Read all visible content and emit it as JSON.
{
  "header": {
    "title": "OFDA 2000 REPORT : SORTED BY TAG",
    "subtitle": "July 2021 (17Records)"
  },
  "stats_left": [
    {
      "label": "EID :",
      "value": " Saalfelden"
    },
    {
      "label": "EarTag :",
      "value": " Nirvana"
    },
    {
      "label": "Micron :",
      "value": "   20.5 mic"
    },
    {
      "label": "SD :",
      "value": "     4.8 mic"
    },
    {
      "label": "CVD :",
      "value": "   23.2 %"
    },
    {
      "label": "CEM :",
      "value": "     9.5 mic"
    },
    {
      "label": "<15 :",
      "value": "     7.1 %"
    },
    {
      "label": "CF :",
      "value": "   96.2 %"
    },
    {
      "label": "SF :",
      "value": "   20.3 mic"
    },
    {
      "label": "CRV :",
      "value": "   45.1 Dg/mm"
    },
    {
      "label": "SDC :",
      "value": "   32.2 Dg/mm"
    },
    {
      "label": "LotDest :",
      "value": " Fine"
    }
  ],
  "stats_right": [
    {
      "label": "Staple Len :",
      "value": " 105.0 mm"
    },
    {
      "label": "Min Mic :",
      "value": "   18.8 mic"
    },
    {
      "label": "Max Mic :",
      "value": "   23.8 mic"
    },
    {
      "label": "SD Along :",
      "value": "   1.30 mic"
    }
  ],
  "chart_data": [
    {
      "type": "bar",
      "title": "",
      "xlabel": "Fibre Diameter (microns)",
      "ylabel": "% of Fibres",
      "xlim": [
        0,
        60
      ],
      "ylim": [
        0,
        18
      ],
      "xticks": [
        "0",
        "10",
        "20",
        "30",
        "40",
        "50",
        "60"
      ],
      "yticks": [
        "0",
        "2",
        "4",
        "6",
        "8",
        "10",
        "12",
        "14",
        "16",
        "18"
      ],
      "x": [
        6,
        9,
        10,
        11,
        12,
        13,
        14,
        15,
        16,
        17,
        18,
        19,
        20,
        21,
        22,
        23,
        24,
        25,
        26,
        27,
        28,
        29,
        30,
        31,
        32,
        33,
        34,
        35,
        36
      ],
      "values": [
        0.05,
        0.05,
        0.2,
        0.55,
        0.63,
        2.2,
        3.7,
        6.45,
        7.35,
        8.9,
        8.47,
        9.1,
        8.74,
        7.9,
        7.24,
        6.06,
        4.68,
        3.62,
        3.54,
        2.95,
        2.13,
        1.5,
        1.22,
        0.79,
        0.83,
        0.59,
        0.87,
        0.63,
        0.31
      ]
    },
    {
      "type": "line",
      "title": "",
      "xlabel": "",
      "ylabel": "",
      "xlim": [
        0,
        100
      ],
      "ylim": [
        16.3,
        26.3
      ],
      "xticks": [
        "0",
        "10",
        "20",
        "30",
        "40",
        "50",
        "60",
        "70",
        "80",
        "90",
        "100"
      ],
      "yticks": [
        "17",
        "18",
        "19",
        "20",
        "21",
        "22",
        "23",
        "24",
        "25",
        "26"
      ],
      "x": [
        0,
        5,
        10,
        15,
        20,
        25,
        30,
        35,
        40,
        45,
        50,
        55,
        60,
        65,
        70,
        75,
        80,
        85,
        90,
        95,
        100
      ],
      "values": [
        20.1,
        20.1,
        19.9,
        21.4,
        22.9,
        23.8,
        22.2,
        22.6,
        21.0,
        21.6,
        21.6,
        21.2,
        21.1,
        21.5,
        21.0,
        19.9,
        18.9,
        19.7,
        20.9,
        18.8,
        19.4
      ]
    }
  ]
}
■ ■ ■ ■ ■
WHAT IS NEEDED :: Please set down the whole listing above without altering a single line.

FULL OUTPUT ::
Read all visible content and emit it as JSON.
{
  "header": {
    "title": "OFDA 2000 REPORT : SORTED BY TAG",
    "subtitle": "July 2021 (17Records)"
  },
  "stats_left": [
    {
      "label": "EID :",
      "value": " Saalfelden"
    },
    {
      "label": "EarTag :",
      "value": " Nirvana"
    },
    {
      "label": "Micron :",
      "value": "   20.5 mic"
    },
    {
      "label": "SD :",
      "value": "     4.8 mic"
    },
    {
      "label": "CVD :",
      "value": "   23.2 %"
    },
    {
      "label": "CEM :",
      "value": "     9.5 mic"
    },
    {
      "label": "<15 :",
      "value": "     7.1 %"
    },
    {
      "label": "CF :",
      "value": "   96.2 %"
    },
    {
      "label": "SF :",
      "value": "   20.3 mic"
    },
    {
      "label": "CRV :",
      "value": "   45.1 Dg/mm"
    },
    {
      "label": "SDC :",
      "value": "   32.2 Dg/mm"
    },
    {
      "label": "LotDest :",
      "value": " Fine"
    }
  ],
  "stats_right": [
    {
      "label": "Staple Len :",
      "value": " 105.0 mm"
    },
    {
      "label": "Min Mic :",
      "value": "   18.8 mic"
    },
    {
      "label": "Max Mic :",
      "value": "   23.8 mic"
    },
    {
      "label": "SD Along :",
      "value": "   1.30 mic"
    }
  ],
  "chart_data": [
    {
      "type": "bar",
      "title": "",
      "xlabel": "Fibre Diameter (microns)",
      "ylabel": "% of Fibres",
      "xlim": [
        0,
        60
      ],
      "ylim": [
        0,
        18
      ],
      "xticks": [
        "0",
        "10",
        "20",
        "30",
        "40",
        "50",
        "60"
      ],
      "yticks": [
        "0",
        "2",
        "4",
        "6",
        "8",
        "10",
        "12",
        "14",
        "16",
        "18"
      ],
      "x": [
        6,
        9,
        10,
        11,
        12,
        13,
        14,
        15,
        16,
        17,
        18,
        19,
        20,
        21,
        22,
        23,
        24,
        25,
        26,
        27,
        28,
        29,
        30,
        31,
        32,
        33,
        34,
        35,
        36
      ],
      "values": [
        0.05,
        0.05,
        0.2,
        0.55,
        0.63,
        2.2,
        3.7,
        6.45,
        7.35,
        8.9,
        8.47,
        9.1,
        8.74,
        7.9,
        7.24,
        6.06,
        4.68,
        3.62,
        3.54,
        2.95,
        2.13,
        1.5,
        1.22,
        0.79,
        0.83,
        0.59,
        0.87,
        0.63,
        0.31
      ]
    },
    {
      "type": "line",
      "title": "",
      "xlabel": "",
      "ylabel": "",
      "xlim": [
        0,
        100
      ],
      "ylim": [
        16.3,
        26.3
      ],
      "xticks": [
        "0",
        "10",
        "20",
        "30",
        "40",
        "50",
        "60",
        "70",
        "80",
        "90",
        "100"
      ],
      "yticks": [
        "17",
        "18",
        "19",
        "20",
        "21",
        "22",
        "23",
        "24",
        "25",
        "26"
      ],
      "x": [
        0,
        5,
        10,
        15,
        20,
        25,
        30,
        35,
        40,
        45,
        50,
        55,
        60,
        65,
        70,
        75,
        80,
        85,
        90,
        95,
        100
      ],
      "values": [
        20.1,
        20.1,
        19.9,
        21.4,
        22.9,
        23.8,
        22.2,
        22.6,
        21.0,
        21.6,
        21.6,
        21.2,
        21.1,
        21.5,
        21.0,
        19.9,
        18.9,
        19.7,
        20.9,
        18.8,
        19.4
      ]
    }
  ]
}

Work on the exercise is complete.